#### Задание 1
С какого года, согласно тексту о Баратынском, официальная пушкинистика выводит нужные для прочтения «Повестей Белкина» контексты из поля нашего зрения?
#### Задание 2
Пожалуйста, отредактируйте участок листинга от его начала до строки с «- tool-input-heading: Tool» включительно, заменив «code-line» на «code-row» и ничего больше не меняя. Выведите только этот участок.

#### Исходный текст
########################################
Впрочем, у Баратынского были и чисто личные причины «ржать и биться» – ведь по воле Пушкина и при его, Баратынского, активном содействии Катенин пристрелил его в 6 главе другого романа, в стихах, так что ждать «отложенного выстрела» у него были все основания. Можно представить себе его восторг уже при виде системы эпиграфов к «побасенкам» – уж ему-то они рассказали о многом…
«Все это значило, друзья»: Баратынский располагал необходимыми для прочтения «Повестей Белкина» контекстами истории литературы, которые в принципе постижимы для сознания любого из нас, но недоступны для большинства в силу того, что, начиная с 1937 года, официальной пушкинистикой эти контексты тщательно выводятся из поля нашего зрения. Об отношении к этому вопросу со стороны высшего пушкиноведческого эшелона через шестьдесят лет после знаменитого юбилея читатель узнает в конце книги.
########################################
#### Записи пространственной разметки
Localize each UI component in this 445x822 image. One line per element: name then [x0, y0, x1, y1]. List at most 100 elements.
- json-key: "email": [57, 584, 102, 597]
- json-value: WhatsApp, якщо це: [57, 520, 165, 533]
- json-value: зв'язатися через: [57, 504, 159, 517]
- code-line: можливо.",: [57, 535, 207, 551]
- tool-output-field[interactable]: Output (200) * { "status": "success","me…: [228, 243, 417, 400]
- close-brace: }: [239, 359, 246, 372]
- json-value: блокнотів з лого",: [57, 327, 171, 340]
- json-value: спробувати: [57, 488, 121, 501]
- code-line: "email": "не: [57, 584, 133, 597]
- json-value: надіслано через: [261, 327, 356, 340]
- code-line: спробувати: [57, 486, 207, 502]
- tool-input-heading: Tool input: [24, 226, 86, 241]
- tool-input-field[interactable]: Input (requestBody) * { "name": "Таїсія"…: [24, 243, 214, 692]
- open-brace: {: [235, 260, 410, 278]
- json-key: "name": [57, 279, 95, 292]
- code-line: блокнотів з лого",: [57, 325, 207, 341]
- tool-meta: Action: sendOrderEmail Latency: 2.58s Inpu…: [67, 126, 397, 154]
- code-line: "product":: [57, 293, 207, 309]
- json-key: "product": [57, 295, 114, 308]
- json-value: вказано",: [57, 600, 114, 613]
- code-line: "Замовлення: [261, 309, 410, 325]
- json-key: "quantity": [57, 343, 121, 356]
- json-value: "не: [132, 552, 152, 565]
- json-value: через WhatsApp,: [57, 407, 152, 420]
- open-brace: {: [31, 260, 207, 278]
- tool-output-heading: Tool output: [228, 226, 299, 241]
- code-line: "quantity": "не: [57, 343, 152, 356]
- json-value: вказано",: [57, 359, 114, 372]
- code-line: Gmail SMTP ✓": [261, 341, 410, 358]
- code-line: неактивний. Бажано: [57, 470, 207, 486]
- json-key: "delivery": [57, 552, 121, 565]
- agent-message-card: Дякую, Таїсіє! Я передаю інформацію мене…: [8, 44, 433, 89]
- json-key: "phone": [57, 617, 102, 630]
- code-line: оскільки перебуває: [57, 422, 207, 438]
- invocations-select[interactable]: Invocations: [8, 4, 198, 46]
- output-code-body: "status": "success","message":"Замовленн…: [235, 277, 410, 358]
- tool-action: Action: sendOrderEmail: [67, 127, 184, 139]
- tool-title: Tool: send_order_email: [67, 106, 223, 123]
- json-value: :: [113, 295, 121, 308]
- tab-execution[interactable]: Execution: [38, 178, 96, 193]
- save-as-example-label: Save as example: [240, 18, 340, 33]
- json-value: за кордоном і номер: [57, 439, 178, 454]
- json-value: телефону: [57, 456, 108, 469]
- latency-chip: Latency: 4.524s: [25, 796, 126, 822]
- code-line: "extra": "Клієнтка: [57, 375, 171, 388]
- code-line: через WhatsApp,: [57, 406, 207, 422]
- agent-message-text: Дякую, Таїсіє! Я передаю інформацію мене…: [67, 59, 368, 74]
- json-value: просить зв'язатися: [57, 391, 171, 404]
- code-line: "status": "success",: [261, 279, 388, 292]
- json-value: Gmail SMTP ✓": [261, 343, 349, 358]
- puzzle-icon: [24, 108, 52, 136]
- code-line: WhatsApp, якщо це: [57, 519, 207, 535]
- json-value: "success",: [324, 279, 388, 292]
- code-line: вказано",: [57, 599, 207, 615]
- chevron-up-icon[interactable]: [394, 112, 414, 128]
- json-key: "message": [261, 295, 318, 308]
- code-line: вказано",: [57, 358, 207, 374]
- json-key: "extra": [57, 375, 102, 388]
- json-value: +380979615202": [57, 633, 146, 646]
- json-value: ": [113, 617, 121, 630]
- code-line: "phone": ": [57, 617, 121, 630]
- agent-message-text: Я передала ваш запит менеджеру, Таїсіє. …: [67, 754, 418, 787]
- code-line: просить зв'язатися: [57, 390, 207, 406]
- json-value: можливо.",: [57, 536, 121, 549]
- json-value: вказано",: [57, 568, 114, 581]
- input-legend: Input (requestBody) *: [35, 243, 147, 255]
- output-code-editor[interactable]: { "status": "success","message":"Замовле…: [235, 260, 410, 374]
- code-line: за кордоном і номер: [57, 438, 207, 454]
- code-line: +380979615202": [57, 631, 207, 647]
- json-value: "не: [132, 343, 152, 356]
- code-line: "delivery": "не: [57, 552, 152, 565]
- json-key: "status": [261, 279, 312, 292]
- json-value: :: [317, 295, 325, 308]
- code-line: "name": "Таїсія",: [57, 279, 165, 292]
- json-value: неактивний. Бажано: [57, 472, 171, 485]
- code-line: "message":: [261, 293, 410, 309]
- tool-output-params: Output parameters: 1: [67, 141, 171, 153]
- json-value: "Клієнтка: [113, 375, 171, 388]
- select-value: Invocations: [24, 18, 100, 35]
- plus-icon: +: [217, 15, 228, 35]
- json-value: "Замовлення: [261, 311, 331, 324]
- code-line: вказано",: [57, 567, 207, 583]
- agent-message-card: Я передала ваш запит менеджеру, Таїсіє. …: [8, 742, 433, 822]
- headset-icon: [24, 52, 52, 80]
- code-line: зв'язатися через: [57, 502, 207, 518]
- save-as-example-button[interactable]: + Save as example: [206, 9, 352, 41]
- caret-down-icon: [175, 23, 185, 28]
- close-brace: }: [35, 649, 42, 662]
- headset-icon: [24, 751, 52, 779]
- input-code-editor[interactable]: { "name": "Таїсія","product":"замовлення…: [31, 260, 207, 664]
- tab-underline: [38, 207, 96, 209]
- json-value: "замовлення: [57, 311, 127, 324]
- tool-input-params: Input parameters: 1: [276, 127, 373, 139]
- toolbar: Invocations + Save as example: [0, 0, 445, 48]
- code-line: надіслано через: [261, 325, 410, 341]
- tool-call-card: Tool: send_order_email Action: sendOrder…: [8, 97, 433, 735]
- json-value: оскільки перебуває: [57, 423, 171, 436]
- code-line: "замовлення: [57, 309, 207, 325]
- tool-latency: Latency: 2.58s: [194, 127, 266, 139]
########################################
#### Разбор ответа 1
С 1937 года.

#### Разбор ответа 2
Localize each UI component in this 445x822 image. One line per element: name then [x0, y0, x1, y1]. List at most 100 elements.
- json-key: "email": [57, 584, 102, 597]
- json-value: WhatsApp, якщо це: [57, 520, 165, 533]
- json-value: зв'язатися через: [57, 504, 159, 517]
- code-row: можливо.",: [57, 535, 207, 551]
- tool-output-field[interactable]: Output (200) * { "status": "success","me…: [228, 243, 417, 400]
- close-brace: }: [239, 359, 246, 372]
- json-value: блокнотів з лого",: [57, 327, 171, 340]
- json-value: спробувати: [57, 488, 121, 501]
- code-row: "email": "не: [57, 584, 133, 597]
- json-value: надіслано через: [261, 327, 356, 340]
- code-row: спробувати: [57, 486, 207, 502]
- tool-input-heading: Tool input: [24, 226, 86, 241]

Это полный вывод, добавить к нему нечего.